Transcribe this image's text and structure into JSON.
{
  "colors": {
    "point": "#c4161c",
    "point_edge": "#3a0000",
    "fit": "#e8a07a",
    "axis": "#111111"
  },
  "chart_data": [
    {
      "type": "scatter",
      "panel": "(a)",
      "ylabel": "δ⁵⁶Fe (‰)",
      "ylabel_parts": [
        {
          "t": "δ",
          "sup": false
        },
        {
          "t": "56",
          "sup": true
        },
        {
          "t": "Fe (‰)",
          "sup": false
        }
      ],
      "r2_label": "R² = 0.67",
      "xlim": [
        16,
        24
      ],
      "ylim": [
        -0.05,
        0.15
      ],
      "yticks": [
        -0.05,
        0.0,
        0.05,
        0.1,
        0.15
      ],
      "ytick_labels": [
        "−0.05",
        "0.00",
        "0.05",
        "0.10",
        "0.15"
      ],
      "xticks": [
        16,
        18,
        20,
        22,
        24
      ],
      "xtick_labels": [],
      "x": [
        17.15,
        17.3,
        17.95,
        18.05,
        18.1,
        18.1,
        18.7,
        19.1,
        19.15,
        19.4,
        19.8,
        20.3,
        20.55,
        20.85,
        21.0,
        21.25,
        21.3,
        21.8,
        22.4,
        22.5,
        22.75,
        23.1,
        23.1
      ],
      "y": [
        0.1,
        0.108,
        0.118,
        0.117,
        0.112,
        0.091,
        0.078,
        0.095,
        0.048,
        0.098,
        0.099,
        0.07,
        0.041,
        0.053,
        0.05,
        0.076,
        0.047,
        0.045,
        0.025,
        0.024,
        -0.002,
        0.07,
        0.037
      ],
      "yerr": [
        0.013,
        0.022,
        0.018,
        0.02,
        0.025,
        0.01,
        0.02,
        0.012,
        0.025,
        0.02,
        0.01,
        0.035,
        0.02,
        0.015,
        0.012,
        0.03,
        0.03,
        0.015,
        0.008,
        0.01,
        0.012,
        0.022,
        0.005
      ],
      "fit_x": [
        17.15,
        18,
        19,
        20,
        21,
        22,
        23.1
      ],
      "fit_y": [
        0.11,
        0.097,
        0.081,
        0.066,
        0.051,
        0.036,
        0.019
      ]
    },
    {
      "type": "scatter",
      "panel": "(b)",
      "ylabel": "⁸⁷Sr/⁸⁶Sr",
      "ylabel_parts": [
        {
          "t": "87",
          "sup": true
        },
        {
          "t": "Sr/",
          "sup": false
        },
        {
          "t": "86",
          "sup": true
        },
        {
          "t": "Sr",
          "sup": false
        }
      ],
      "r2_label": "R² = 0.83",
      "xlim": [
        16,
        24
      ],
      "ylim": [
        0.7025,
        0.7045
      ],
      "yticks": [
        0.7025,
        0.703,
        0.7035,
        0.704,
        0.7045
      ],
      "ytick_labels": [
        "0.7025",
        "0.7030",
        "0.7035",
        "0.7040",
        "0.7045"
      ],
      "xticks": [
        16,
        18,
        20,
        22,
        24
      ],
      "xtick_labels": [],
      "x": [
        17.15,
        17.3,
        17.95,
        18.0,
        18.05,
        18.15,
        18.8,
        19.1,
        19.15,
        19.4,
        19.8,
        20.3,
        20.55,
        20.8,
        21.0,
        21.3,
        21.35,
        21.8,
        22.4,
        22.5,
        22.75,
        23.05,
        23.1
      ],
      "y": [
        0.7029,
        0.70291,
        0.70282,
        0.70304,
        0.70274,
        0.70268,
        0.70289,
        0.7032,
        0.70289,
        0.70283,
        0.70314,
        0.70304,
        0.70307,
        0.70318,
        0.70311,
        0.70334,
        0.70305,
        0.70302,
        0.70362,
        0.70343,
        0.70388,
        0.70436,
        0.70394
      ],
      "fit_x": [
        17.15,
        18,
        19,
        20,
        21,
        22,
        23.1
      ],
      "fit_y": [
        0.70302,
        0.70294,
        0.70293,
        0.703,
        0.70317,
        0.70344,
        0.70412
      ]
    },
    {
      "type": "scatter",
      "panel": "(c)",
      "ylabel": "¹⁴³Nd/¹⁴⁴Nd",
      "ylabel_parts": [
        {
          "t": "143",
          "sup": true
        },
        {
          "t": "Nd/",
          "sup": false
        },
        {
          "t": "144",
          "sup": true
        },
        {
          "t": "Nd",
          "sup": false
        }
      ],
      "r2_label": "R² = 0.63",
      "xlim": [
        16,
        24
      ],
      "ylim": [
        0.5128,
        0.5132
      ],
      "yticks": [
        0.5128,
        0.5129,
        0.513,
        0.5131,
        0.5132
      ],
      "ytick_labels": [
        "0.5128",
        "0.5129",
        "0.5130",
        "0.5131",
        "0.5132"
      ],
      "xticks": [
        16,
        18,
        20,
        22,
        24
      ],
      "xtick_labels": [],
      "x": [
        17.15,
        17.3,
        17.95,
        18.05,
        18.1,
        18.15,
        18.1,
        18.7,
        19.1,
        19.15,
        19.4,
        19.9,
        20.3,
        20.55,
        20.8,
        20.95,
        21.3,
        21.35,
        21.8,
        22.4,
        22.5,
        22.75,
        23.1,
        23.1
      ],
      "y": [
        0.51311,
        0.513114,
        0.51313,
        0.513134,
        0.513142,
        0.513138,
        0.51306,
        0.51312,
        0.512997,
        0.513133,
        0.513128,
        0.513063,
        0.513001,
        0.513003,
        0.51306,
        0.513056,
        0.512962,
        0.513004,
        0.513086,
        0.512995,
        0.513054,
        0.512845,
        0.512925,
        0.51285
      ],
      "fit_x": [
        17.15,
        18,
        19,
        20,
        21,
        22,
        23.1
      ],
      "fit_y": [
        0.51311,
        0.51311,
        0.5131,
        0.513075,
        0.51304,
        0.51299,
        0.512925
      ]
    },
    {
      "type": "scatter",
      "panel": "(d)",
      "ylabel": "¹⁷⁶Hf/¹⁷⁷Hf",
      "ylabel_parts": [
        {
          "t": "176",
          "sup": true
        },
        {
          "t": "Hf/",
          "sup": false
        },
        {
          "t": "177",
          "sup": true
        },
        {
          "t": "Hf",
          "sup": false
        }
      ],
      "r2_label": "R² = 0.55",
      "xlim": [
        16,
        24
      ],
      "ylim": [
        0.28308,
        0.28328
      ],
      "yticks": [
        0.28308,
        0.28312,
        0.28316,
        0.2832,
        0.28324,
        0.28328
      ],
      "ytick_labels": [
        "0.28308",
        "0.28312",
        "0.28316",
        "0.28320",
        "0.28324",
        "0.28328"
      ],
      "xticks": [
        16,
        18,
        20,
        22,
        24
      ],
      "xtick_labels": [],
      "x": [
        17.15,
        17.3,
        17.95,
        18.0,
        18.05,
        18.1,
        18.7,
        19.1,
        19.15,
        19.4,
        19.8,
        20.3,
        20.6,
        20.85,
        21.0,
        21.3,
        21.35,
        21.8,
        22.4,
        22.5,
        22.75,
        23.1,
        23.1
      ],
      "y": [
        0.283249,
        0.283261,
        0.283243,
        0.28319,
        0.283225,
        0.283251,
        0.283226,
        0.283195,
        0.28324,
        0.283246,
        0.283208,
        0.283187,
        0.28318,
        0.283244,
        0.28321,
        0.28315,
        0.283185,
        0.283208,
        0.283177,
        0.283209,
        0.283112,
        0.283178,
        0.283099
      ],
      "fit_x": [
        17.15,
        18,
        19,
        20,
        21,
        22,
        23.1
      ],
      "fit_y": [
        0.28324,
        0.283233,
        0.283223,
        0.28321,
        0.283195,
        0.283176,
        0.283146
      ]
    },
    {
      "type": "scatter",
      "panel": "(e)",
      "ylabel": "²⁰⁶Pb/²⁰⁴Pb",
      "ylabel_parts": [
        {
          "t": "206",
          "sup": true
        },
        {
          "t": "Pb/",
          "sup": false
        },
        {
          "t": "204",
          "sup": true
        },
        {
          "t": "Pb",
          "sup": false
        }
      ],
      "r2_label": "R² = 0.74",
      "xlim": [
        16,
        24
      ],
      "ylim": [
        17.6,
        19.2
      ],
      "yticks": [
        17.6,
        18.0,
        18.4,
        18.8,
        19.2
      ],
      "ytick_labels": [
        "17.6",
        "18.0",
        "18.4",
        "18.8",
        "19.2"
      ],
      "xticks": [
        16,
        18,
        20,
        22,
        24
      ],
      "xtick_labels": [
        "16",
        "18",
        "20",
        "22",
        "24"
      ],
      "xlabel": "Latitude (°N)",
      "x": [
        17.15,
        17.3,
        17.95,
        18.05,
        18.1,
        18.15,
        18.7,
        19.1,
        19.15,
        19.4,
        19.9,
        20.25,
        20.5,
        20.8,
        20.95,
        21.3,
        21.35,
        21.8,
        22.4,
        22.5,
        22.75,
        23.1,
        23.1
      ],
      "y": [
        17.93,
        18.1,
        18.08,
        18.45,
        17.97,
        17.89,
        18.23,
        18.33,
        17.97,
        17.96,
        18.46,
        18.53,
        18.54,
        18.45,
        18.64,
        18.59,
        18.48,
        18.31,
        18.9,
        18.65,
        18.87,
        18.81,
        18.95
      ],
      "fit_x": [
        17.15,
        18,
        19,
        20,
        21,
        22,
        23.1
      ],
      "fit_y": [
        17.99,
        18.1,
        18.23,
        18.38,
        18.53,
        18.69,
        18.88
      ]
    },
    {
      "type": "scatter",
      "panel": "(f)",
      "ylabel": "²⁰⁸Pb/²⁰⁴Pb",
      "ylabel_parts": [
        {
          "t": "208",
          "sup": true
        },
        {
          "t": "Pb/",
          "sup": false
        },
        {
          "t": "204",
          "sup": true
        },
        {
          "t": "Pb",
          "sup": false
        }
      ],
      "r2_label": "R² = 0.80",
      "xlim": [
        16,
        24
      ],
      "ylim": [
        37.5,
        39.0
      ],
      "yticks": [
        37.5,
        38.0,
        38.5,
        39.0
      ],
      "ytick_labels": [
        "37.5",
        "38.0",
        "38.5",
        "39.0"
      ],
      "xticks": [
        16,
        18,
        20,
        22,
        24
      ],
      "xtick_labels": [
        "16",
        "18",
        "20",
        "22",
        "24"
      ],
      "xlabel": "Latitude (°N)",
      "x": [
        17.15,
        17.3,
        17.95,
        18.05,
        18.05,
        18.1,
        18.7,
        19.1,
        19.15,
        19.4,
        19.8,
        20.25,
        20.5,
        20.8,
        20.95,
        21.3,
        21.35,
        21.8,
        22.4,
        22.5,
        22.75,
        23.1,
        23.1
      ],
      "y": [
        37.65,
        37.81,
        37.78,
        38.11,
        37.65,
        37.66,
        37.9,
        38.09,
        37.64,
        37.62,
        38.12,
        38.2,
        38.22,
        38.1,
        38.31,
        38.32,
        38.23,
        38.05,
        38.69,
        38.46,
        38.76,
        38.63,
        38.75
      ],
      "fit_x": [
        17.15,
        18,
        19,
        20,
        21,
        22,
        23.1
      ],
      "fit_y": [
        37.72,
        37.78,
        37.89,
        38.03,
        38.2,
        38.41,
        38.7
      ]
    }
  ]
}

###

### Problem description:
Every line containing the string "²⁰⁴Pb" must be listed.

### The result:
      "ylabel": "²⁰⁶Pb/²⁰⁴Pb",
      "ylabel": "²⁰⁸Pb/²⁰⁴Pb",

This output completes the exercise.